Oleh: Wisnu Setiadi Nugroho
Departemen Ilmu Ekonomi, FEB UGM
Kepala Kelompok Kerja Transformasi Berkeadilan untuk Pengentasan Kemiskinan dan Ketimpangan (EQUITAS)
Saat Indonesia bergerak menuju status negara berpendapatan menengah atas, satu metrik penting masih tertinggal: garis kemiskinan kita. Selama lebih dari dua dekade, Indonesia telah menggunakan ambang batas yang ditetapkan oleh Badan Pusat Statistik (BPS), yang menghitung pengeluaran minimum untuk memenuhi kebutuhan kalori dasar dan kebutuhan pokok non-makanan. Pendekatan ini, yang tidak berubah sejak 1998, memberikan konsistensi dalam pelacakan statistik. Namun, pertanyaannya kini bukan hanya seberapa banyak kalori yang dikonsumsi seseorang, tetapi apakah garis kemiskinan kita benar-benar mencerminkan arti hidup yang layak.

**Baris yang Ditampilkan:**
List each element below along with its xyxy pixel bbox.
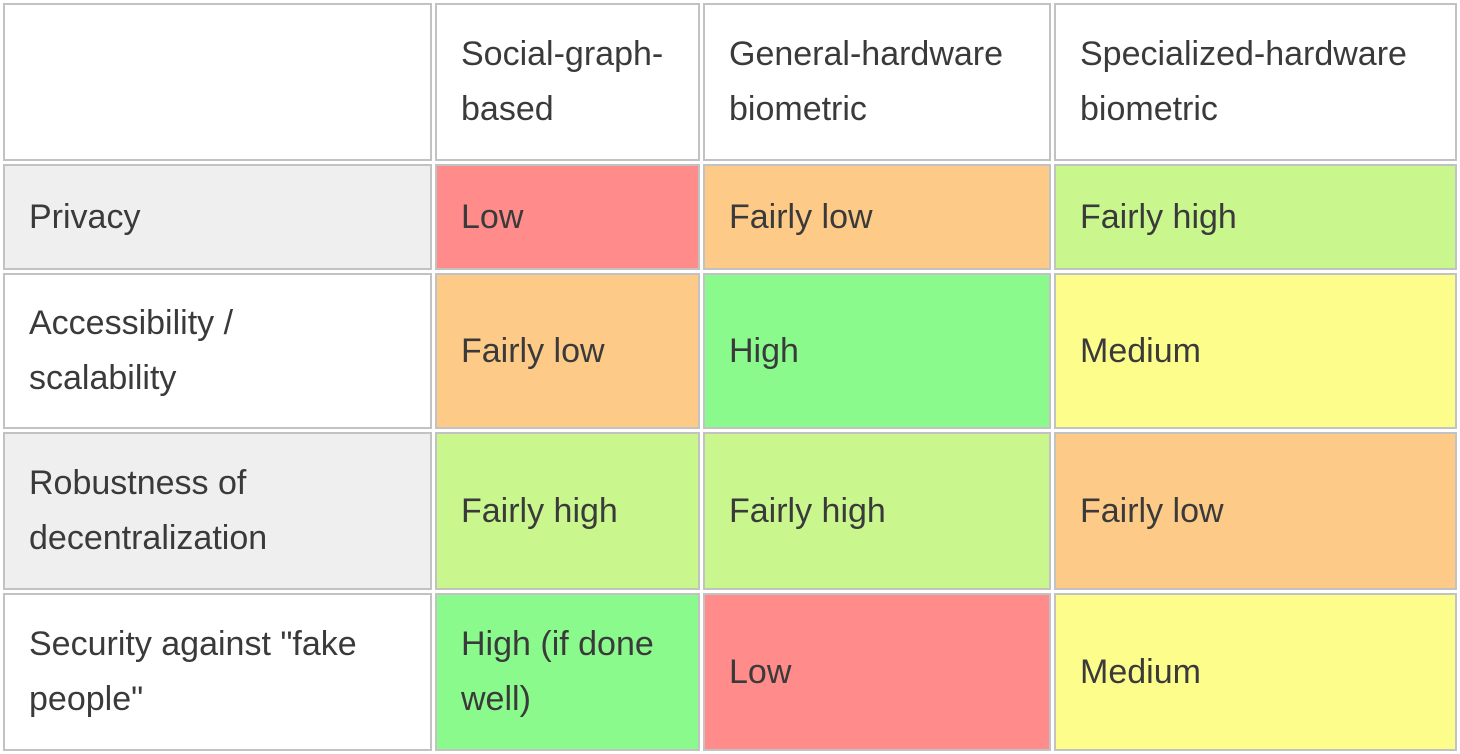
row-header-security-against-fake-people: Security against "fake people"	[3, 593, 432, 751]
value-cell: Low	[703, 593, 1051, 751]
value-cell: Fairly high	[435, 432, 700, 590]
row-header-privacy: Privacy	[3, 164, 432, 270]
value-cell: Fairly high	[1054, 164, 1457, 270]
column-header-social-graph-based: Social-graph-based	[435, 3, 700, 161]
value-cell: Medium	[1054, 593, 1457, 751]
value-cell: High (if done well)	[435, 593, 700, 751]
table-row-accessibility-scalability: Accessibility / scalability Fairly low H…	[3, 273, 1457, 429]
value-cell: Fairly low	[703, 164, 1051, 270]
value-cell: High	[703, 273, 1051, 429]
row-header-robustness-of-decentralization: Robustness of decentralization	[3, 432, 432, 590]
column-header-specialized-hardware-biometric: Specialized-hardware biometric	[1054, 3, 1457, 161]
row-header-accessibility-scalability: Accessibility / scalability	[3, 273, 432, 429]
value-cell: Low	[435, 164, 700, 270]
corner-cell	[3, 3, 432, 161]
table-row-privacy: Privacy Low Fairly low Fairly high	[3, 164, 1457, 270]
column-header-general-hardware-biometric: General-hardware biometric	[703, 3, 1051, 161]
value-cell: Fairly low	[1054, 432, 1457, 590]
value-cell: Medium	[1054, 273, 1457, 429]
table-row-security-against-fake-people: Security against "fake people" High (if …	[3, 593, 1457, 751]
header-row: Social-graph-based General-hardware biom…	[3, 3, 1457, 161]
value-cell: Fairly high	[703, 432, 1051, 590]
table-row-robustness-of-decentralization: Robustness of decentralization Fairly hi…	[3, 432, 1457, 590]
value-cell: Fairly low	[435, 273, 700, 429]
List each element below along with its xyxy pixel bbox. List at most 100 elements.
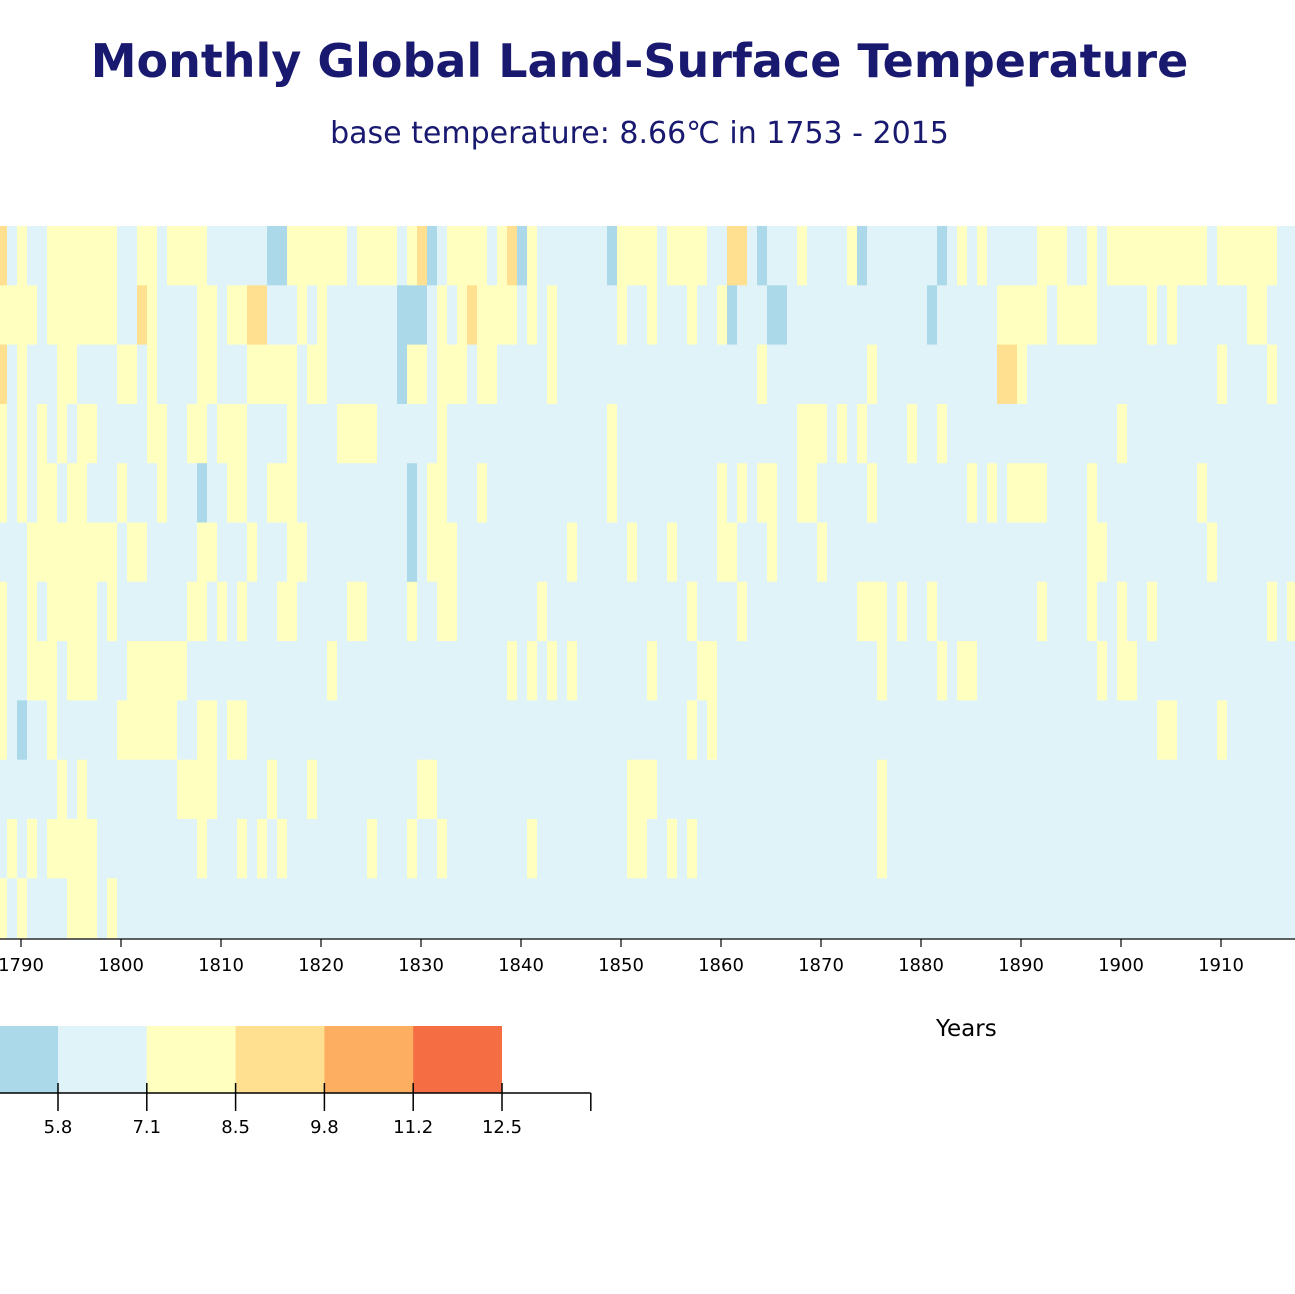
heatmap-cell [207,759,217,820]
heatmap-cell [227,581,237,642]
heatmap-cell [687,700,697,761]
heatmap-cell [557,700,567,761]
heatmap-cell [857,759,867,820]
heatmap-cell [1057,403,1067,464]
heatmap-cell [967,641,977,701]
heatmap-cell [1147,285,1157,346]
colorbar-tick-label: 8.5 [221,1117,250,1138]
heatmap-cell [187,878,197,939]
heatmap-cell [97,641,107,701]
heatmap-cell [597,463,607,524]
heatmap-cell [7,226,17,286]
heatmap-cell [847,759,857,820]
heatmap-cell [667,463,677,524]
heatmap-cell [317,226,327,286]
heatmap-cell [237,759,247,820]
heatmap-cell [1217,700,1227,761]
heatmap-cell [667,522,677,583]
heatmap-cell [727,403,737,464]
heatmap-cell [947,759,957,820]
heatmap-cell [697,285,707,346]
heatmap-cell [1037,403,1047,464]
heatmap-cell [67,641,77,701]
heatmap-cell [317,581,327,642]
heatmap-cell [1077,463,1087,524]
heatmap-cell [1017,285,1027,346]
heatmap-cell [137,344,147,405]
heatmap-cell [857,819,867,879]
heatmap-cell [597,403,607,464]
heatmap-cell [377,581,387,642]
heatmap-cell [617,344,627,405]
heatmap-cell [1087,700,1097,761]
heatmap-cell [537,344,547,405]
heatmap-cell [907,285,917,346]
heatmap-cell [17,226,27,286]
heatmap-cell [1177,522,1187,583]
heatmap-cell [1227,463,1237,524]
heatmap-cell [147,463,157,524]
heatmap-cell [877,759,887,820]
heatmap-cell [267,463,277,524]
heatmap-cell [1227,285,1237,346]
heatmap-cell [1137,878,1147,939]
heatmap-cell [1217,226,1227,286]
heatmap-cell [897,581,907,642]
heatmap-cell [637,700,647,761]
heatmap-cell [187,819,197,879]
heatmap-cell [507,226,517,286]
heatmap-cell [207,641,217,701]
heatmap-cell [987,403,997,464]
heatmap-cell [37,581,47,642]
heatmap-cell [917,878,927,939]
heatmap-cell [267,344,277,405]
heatmap-cell [1047,700,1057,761]
heatmap-cell [1037,819,1047,879]
heatmap-cell [677,581,687,642]
heatmap-cell [847,522,857,583]
heatmap-cell [137,819,147,879]
heatmap-cell [187,463,197,524]
heatmap-cell [377,759,387,820]
heatmap-cell [77,581,87,642]
heatmap-cell [137,522,147,583]
colorbar-tick-label: 9.8 [310,1117,339,1138]
heatmap-cell [527,285,537,346]
heatmap-cell [967,285,977,346]
heatmap-cell [417,819,427,879]
heatmap-cell [217,226,227,286]
heatmap-cell [0,522,7,583]
heatmap-cell [607,285,617,346]
heatmap-cell [1207,878,1217,939]
heatmap-cell [797,759,807,820]
heatmap-cell [1137,819,1147,879]
heatmap-cell [957,522,967,583]
heatmap-cell [267,581,277,642]
heatmap-cell [377,226,387,286]
heatmap-cell [47,581,57,642]
heatmap-cell [787,285,797,346]
heatmap-cell [507,700,517,761]
heatmap-cell [97,285,107,346]
heatmap-cell [617,226,627,286]
heatmap-cell [927,700,937,761]
heatmap-cell [507,522,517,583]
heatmap-cell [27,285,37,346]
heatmap-cell [637,641,647,701]
heatmap-cell [377,641,387,701]
heatmap-cell [717,759,727,820]
heatmap-cell [1237,522,1247,583]
colorbar-tick-label: 12.5 [482,1117,522,1138]
heatmap-cell [1237,403,1247,464]
heatmap-cell [1187,463,1197,524]
heatmap-cell [357,700,367,761]
heatmap-cell [117,463,127,524]
heatmap-cell [927,878,937,939]
heatmap-cell [937,581,947,642]
heatmap-cell [117,878,127,939]
heatmap-cell [507,344,517,405]
heatmap-cell [417,226,427,286]
heatmap-cell [1247,581,1257,642]
heatmap-cell [867,641,877,701]
heatmap-cell [1107,285,1117,346]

**Yang Diminta:**
• a. Salin tanpa perubahan bagian kutipan tentang garis kemiskinan dari "Oleh: Wisnu Setiadi" sampai "dan Ketimpangan (EQUITAS)".
• b. Ringkaslah paragraf dalam kutipan tentang garis kemiskinan yang diawali "Saat Indonesia bergerak" menjadi lebih pendek dengan mempertahankan fakta-fakta utamanya.
• c. Jawablah pertanyaan berikut berdasarkan kutipan tentang garis kemiskinan.
(i) Di departemen mana penulis bernaung?
(ii) Lembaga apa yang menetapkan ambang batas garis kemiskinan yang digunakan Indonesia?
(iii) Sejak tahun berapa pendekatan tersebut tidak berubah?

**Jawaban Lengkap:**
• a.
Oleh: Wisnu Setiadi Nugroho
Departemen Ilmu Ekonomi, FEB UGM
Kepala Kelompok Kerja Transformasi Berkeadilan untuk Pengentasan Kemiskinan dan Ketimpangan (EQUITAS)

• b. Indonesia sedang bergerak menuju status negara berpendapatan menengah atas, tetapi garis kemiskinannya masih tertinggal. Selama lebih dari dua dekade, Indonesia memakai ambang batas BPS, yaitu pengeluaran minimum untuk kebutuhan kalori dasar dan kebutuhan pokok non-makanan. Pendekatan ini tidak berubah sejak 1998 dan memberikan konsistensi dalam pelacakan statistik. Persoalannya kini adalah apakah garis tersebut mencerminkan arti hidup yang layak, bukan hanya jumlah kalori yang dikonsumsi.

• c.
(i) Departemen Ilmu Ekonomi, FEB UGM.
(ii) Badan Pusat Statistik (BPS).
(iii) Sejak 1998.